WHAT THE TASK ASKS
Show each line from the listing that includes the word "title".

RECORDS SUPPLIED
□ □ □ □ □
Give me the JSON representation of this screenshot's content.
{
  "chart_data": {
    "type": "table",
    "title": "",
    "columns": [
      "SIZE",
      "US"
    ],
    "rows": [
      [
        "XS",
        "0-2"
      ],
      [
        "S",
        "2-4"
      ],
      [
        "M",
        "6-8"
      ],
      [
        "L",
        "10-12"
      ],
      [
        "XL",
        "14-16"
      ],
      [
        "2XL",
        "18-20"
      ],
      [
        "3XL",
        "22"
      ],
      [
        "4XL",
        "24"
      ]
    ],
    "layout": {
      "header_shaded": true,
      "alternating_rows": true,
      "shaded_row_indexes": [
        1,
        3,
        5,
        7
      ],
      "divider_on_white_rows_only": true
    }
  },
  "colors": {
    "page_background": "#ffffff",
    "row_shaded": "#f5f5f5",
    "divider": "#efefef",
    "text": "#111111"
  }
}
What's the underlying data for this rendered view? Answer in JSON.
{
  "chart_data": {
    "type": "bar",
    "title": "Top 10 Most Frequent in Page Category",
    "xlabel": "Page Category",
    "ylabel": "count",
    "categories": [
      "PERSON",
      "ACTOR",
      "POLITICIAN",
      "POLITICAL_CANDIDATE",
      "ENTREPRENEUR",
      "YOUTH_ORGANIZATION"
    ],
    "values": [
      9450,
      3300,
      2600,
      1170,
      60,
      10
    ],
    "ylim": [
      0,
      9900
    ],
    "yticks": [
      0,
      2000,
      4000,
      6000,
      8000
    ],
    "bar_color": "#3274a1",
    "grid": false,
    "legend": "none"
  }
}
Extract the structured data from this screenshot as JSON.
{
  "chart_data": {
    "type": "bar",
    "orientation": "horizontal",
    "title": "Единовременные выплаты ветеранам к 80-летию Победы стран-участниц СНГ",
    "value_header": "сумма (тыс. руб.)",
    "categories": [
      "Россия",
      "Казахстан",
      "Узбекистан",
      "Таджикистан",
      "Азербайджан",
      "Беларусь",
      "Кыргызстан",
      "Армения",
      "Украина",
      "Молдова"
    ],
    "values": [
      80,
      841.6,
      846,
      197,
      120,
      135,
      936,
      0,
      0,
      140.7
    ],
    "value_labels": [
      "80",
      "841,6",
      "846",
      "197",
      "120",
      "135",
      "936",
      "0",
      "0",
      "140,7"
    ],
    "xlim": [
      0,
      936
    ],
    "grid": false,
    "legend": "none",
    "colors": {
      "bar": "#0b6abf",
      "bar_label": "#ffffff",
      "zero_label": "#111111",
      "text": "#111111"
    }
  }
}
□ □ □ □ □
RESULT
    "title": "",
    "title": "Top 10 Most Frequent in Page Category",
    "title": "Единовременные выплаты ветеранам к 80-летию Победы стран-участниц СНГ",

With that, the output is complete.